* Task inputs
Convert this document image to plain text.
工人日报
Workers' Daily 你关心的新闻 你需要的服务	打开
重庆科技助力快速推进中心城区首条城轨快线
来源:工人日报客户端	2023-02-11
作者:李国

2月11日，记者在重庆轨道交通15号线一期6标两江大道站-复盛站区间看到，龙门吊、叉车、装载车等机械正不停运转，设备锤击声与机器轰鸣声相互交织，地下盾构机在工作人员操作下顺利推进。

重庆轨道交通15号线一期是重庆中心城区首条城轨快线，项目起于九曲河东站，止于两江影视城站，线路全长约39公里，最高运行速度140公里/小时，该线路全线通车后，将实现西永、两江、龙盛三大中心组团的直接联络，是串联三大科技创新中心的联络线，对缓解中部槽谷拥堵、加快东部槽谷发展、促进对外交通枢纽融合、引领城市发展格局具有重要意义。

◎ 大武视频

* What this task involves
Retype every record above exactly as written.

* Response to the task
Convert this document image to plain text.
工人日报
Workers' Daily 你关心的新闻 你需要的服务	打开
重庆科技助力快速推进中心城区首条城轨快线
来源:工人日报客户端	2023-02-11
作者:李国

2月11日，记者在重庆轨道交通15号线一期6标两江大道站-复盛站区间看到，龙门吊、叉车、装载车等机械正不停运转，设备锤击声与机器轰鸣声相互交织，地下盾构机在工作人员操作下顺利推进。

重庆轨道交通15号线一期是重庆中心城区首条城轨快线，项目起于九曲河东站，止于两江影视城站，线路全长约39公里，最高运行速度140公里/小时，该线路全线通车后，将实现西永、两江、龙盛三大中心组团的直接联络，是串联三大科技创新中心的联络线，对缓解中部槽谷拥堵、加快东部槽谷发展、促进对外交通枢纽融合、引领城市发展格局具有重要意义。

◎ 大武视频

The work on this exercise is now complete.